_STORED ROWS_
— start —
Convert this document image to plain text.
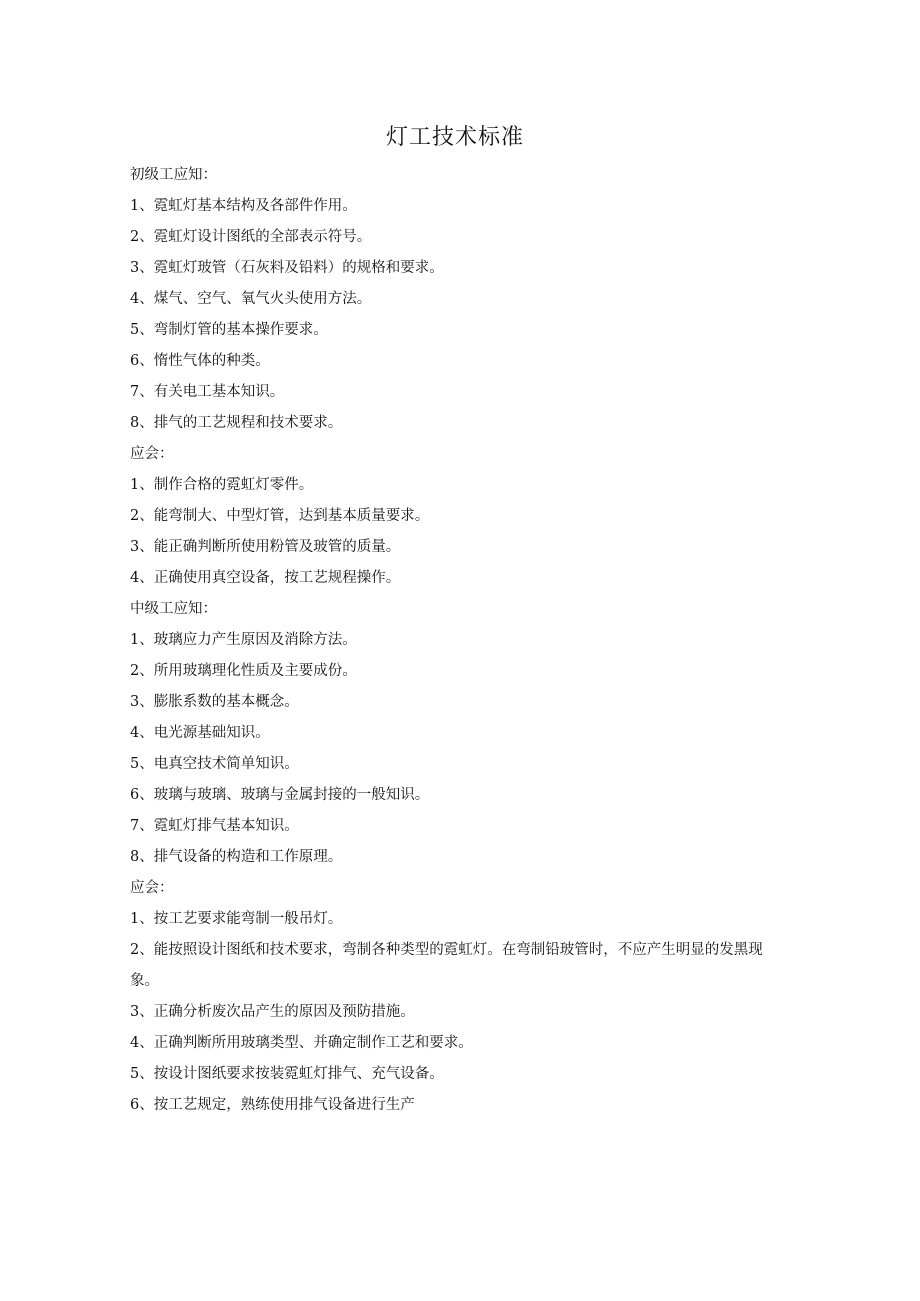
灯工技术标准

初级工应知：

1、霓虹灯基本结构及各部件作用。

2、霓虹灯设计图纸的全部表示符号。

3、霓虹灯玻管（石灰料及铅料）的规格和要求。

4、煤气、空气、氧气火头使用方法。

5、弯制灯管的基本操作要求。

6、惰性气体的种类。

7、有关电工基本知识。

8、排气的工艺规程和技术要求。

应会：

1、制作合格的霓虹灯零件。

2、能弯制大、中型灯管，达到基本质量要求。

3、能正确判断所使用粉管及玻管的质量。

4、正确使用真空设备，按工艺规程操作。

中级工应知：

1、玻璃应力产生原因及消除方法。

2、所用玻璃理化性质及主要成份。

3、膨胀系数的基本概念。

4、电光源基础知识。

5、电真空技术简单知识。

6、玻璃与玻璃、玻璃与金属封接的一般知识。

7、霓虹灯排气基本知识。

8、排气设备的构造和工作原理。

应会：

1、按工艺要求能弯制一般吊灯。

2、能按照设计图纸和技术要求，弯制各种类型的霓虹灯。在弯制铅玻管时，不应产生明显的发黑现象。

3、正确分析废次品产生的原因及预防措施。

4、正确判断所用玻璃类型、并确定制作工艺和要求。

5、按设计图纸要求按装霓虹灯排气、充气设备。

6、按工艺规定，熟练使用排气设备进行生产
— end —
What is needed is an exact reproduction of the data, pictures excluded.

_SOLUTION TO THE PROBLEM_
Convert this document image to plain text.
灯工技术标准

初级工应知：

1、霓虹灯基本结构及各部件作用。

2、霓虹灯设计图纸的全部表示符号。

3、霓虹灯玻管（石灰料及铅料）的规格和要求。

4、煤气、空气、氧气火头使用方法。

5、弯制灯管的基本操作要求。

6、惰性气体的种类。

7、有关电工基本知识。

8、排气的工艺规程和技术要求。

应会：

1、制作合格的霓虹灯零件。

2、能弯制大、中型灯管，达到基本质量要求。

3、能正确判断所使用粉管及玻管的质量。

4、正确使用真空设备，按工艺规程操作。

中级工应知：

1、玻璃应力产生原因及消除方法。

2、所用玻璃理化性质及主要成份。

3、膨胀系数的基本概念。

4、电光源基础知识。

5、电真空技术简单知识。

6、玻璃与玻璃、玻璃与金属封接的一般知识。

7、霓虹灯排气基本知识。

8、排气设备的构造和工作原理。

应会：

1、按工艺要求能弯制一般吊灯。

2、能按照设计图纸和技术要求，弯制各种类型的霓虹灯。在弯制铅玻管时，不应产生明显的发黑现象。

3、正确分析废次品产生的原因及预防措施。

4、正确判断所用玻璃类型、并确定制作工艺和要求。

5、按设计图纸要求按装霓虹灯排气、充气设备。

6、按工艺规定，熟练使用排气设备进行生产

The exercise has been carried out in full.